### Data section
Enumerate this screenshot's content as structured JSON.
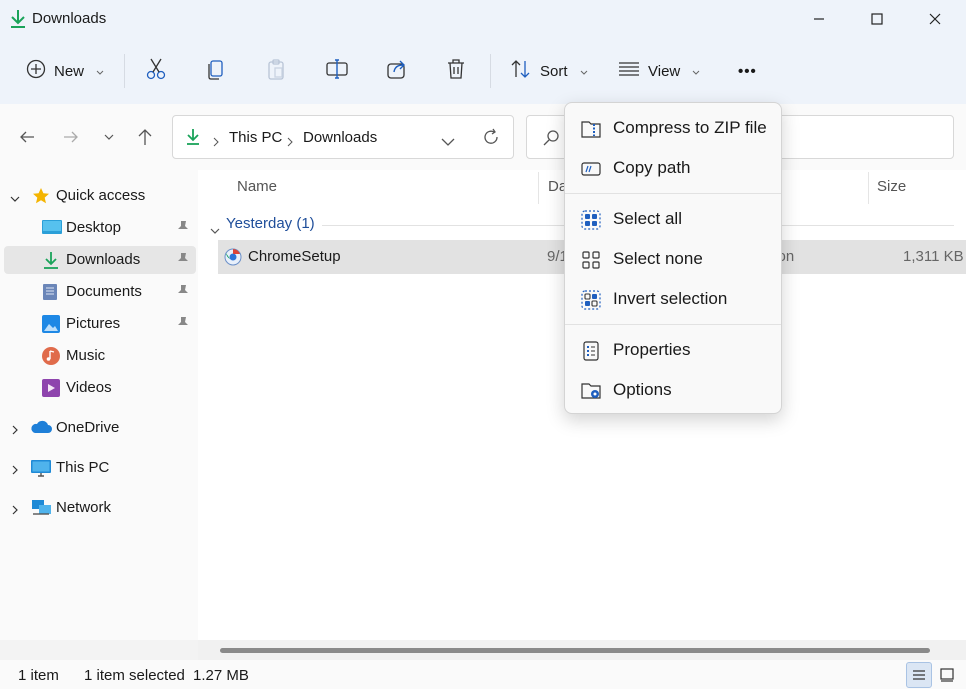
{
  "window": {
    "title": "Downloads"
  },
  "toolbar": {
    "new_label": "New",
    "sort_label": "Sort",
    "view_label": "View",
    "more_label": "•••"
  },
  "address": {
    "crumbs": [
      "This PC",
      "Downloads"
    ]
  },
  "sidebar": {
    "items": [
      {
        "label": "Quick access",
        "icon": "star-icon"
      },
      {
        "label": "Desktop",
        "icon": "desktop-icon"
      },
      {
        "label": "Downloads",
        "icon": "download-icon"
      },
      {
        "label": "Documents",
        "icon": "documents-icon"
      },
      {
        "label": "Pictures",
        "icon": "pictures-icon"
      },
      {
        "label": "Music",
        "icon": "music-icon"
      },
      {
        "label": "Videos",
        "icon": "videos-icon"
      },
      {
        "label": "OneDrive",
        "icon": "cloud-icon"
      },
      {
        "label": "This PC",
        "icon": "monitor-icon"
      },
      {
        "label": "Network",
        "icon": "network-icon"
      }
    ]
  },
  "list": {
    "headers": {
      "name": "Name",
      "date": "Da",
      "size": "Size"
    },
    "group": "Yesterday (1)",
    "rows": [
      {
        "name": "ChromeSetup",
        "date": "9/1",
        "type": "tion",
        "size": "1,311 KB"
      }
    ]
  },
  "menu": {
    "items": [
      {
        "label": "Compress to ZIP file",
        "icon": "zip-icon"
      },
      {
        "label": "Copy path",
        "icon": "copy-path-icon"
      },
      {
        "label": "Select all",
        "icon": "select-all-icon"
      },
      {
        "label": "Select none",
        "icon": "select-none-icon"
      },
      {
        "label": "Invert selection",
        "icon": "invert-selection-icon"
      },
      {
        "label": "Properties",
        "icon": "properties-icon"
      },
      {
        "label": "Options",
        "icon": "options-icon"
      }
    ]
  },
  "status": {
    "count": "1 item",
    "selected": "1 item selected",
    "size": "1.27 MB"
  },
  "colors": {
    "accent": "#0f6cbd",
    "download_green": "#1aa35a",
    "folder_blue": "#3a8ee6"
  }
}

### Problem description
Reproduce all entries without any change, and omit the pictures.

### Reply to the exercise
Enumerate this screenshot's content as structured JSON.
{
  "window": {
    "title": "Downloads"
  },
  "toolbar": {
    "new_label": "New",
    "sort_label": "Sort",
    "view_label": "View",
    "more_label": "•••"
  },
  "address": {
    "crumbs": [
      "This PC",
      "Downloads"
    ]
  },
  "sidebar": {
    "items": [
      {
        "label": "Quick access",
        "icon": "star-icon"
      },
      {
        "label": "Desktop",
        "icon": "desktop-icon"
      },
      {
        "label": "Downloads",
        "icon": "download-icon"
      },
      {
        "label": "Documents",
        "icon": "documents-icon"
      },
      {
        "label": "Pictures",
        "icon": "pictures-icon"
      },
      {
        "label": "Music",
        "icon": "music-icon"
      },
      {
        "label": "Videos",
        "icon": "videos-icon"
      },
      {
        "label": "OneDrive",
        "icon": "cloud-icon"
      },
      {
        "label": "This PC",
        "icon": "monitor-icon"
      },
      {
        "label": "Network",
        "icon": "network-icon"
      }
    ]
  },
  "list": {
    "headers": {
      "name": "Name",
      "date": "Da",
      "size": "Size"
    },
    "group": "Yesterday (1)",
    "rows": [
      {
        "name": "ChromeSetup",
        "date": "9/1",
        "type": "tion",
        "size": "1,311 KB"
      }
    ]
  },
  "menu": {
    "items": [
      {
        "label": "Compress to ZIP file",
        "icon": "zip-icon"
      },
      {
        "label": "Copy path",
        "icon": "copy-path-icon"
      },
      {
        "label": "Select all",
        "icon": "select-all-icon"
      },
      {
        "label": "Select none",
        "icon": "select-none-icon"
      },
      {
        "label": "Invert selection",
        "icon": "invert-selection-icon"
      },
      {
        "label": "Properties",
        "icon": "properties-icon"
      },
      {
        "label": "Options",
        "icon": "options-icon"
      }
    ]
  },
  "status": {
    "count": "1 item",
    "selected": "1 item selected",
    "size": "1.27 MB"
  },
  "colors": {
    "accent": "#0f6cbd",
    "download_green": "#1aa35a",
    "folder_blue": "#3a8ee6"
  }
}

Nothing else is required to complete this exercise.